- **Data listing**:
----
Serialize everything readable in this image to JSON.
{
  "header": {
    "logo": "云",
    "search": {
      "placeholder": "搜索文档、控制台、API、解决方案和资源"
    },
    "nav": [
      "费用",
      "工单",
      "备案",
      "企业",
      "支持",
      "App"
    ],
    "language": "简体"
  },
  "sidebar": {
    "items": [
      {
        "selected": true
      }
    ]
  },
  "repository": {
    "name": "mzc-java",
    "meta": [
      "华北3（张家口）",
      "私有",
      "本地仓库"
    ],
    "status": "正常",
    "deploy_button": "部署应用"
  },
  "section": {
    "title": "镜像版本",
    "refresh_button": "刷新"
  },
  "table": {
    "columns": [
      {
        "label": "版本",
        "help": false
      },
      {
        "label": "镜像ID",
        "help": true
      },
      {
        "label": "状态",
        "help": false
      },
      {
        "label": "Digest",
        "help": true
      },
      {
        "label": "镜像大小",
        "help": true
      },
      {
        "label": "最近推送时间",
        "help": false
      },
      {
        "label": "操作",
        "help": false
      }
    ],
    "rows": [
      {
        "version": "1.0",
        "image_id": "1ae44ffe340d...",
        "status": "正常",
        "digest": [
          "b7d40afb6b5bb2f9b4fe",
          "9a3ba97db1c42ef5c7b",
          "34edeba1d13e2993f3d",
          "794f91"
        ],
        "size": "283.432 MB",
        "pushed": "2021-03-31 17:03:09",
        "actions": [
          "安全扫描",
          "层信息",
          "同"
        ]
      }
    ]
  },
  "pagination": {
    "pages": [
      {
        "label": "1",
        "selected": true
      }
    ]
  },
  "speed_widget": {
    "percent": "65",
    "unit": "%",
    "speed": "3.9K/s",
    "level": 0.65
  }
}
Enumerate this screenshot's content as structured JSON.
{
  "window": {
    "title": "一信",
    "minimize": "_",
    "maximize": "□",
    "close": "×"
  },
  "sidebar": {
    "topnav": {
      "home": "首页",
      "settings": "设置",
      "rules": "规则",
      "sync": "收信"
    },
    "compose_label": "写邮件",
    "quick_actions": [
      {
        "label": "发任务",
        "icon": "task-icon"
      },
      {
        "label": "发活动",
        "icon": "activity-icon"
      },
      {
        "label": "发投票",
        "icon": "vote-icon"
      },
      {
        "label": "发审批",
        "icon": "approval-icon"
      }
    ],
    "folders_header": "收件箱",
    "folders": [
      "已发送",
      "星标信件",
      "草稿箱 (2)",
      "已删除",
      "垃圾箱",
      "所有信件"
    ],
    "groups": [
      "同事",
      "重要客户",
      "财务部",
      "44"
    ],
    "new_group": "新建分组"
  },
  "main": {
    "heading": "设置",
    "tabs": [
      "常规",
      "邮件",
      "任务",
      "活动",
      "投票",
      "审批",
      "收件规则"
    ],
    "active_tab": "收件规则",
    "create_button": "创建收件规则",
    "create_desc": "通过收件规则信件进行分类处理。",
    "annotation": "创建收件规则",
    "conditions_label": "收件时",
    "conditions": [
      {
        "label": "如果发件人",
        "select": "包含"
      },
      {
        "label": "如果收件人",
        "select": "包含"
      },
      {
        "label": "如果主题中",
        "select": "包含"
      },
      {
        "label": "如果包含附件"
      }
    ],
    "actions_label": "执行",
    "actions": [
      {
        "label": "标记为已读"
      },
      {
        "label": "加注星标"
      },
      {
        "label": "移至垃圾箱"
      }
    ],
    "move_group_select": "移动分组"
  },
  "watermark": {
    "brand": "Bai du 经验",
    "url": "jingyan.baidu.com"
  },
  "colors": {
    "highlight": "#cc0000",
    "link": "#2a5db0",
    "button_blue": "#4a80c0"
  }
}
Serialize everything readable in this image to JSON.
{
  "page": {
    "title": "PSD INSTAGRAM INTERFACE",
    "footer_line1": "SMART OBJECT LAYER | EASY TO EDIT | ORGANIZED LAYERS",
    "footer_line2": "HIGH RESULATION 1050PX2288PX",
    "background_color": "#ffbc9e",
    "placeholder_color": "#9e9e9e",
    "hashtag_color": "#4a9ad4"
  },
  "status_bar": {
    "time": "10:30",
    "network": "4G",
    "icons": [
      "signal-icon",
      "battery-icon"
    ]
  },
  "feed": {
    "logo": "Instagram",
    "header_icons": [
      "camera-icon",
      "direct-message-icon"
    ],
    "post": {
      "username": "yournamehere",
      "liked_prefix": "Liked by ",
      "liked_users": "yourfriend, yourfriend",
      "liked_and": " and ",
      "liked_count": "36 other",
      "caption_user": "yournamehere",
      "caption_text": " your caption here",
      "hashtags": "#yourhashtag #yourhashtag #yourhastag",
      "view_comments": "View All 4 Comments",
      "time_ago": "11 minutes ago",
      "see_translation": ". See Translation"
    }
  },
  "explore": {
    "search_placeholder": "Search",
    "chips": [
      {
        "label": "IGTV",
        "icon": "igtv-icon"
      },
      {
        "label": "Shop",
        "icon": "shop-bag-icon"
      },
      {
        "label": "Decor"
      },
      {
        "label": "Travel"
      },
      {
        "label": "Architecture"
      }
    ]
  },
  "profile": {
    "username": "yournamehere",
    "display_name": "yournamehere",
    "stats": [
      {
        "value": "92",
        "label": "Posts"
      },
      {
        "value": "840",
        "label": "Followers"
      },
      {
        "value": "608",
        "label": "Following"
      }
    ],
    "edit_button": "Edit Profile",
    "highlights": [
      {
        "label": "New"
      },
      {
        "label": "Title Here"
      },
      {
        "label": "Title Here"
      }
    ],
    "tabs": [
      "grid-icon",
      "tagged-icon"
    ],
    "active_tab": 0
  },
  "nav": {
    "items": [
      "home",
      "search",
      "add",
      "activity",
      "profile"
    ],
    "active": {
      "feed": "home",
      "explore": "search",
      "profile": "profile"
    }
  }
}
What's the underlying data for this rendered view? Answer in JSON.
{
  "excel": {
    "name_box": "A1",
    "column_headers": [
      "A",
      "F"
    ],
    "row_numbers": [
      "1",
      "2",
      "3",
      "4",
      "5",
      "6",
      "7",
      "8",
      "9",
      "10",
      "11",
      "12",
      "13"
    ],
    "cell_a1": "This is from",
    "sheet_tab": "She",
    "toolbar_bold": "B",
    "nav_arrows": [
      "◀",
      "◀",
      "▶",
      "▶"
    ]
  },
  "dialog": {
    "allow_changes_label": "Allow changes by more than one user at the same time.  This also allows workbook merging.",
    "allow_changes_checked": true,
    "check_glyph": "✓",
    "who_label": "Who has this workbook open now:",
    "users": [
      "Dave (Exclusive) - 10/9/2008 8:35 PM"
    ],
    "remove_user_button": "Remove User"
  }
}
----
- **Goal**:
Extract every line containing the string "JSON" from the data above.

- **Complete answer**:
Serialize everything readable in this image to JSON.
Enumerate this screenshot's content as structured JSON.
Serialize everything readable in this image to JSON.
What's the underlying data for this rendered view? Answer in JSON.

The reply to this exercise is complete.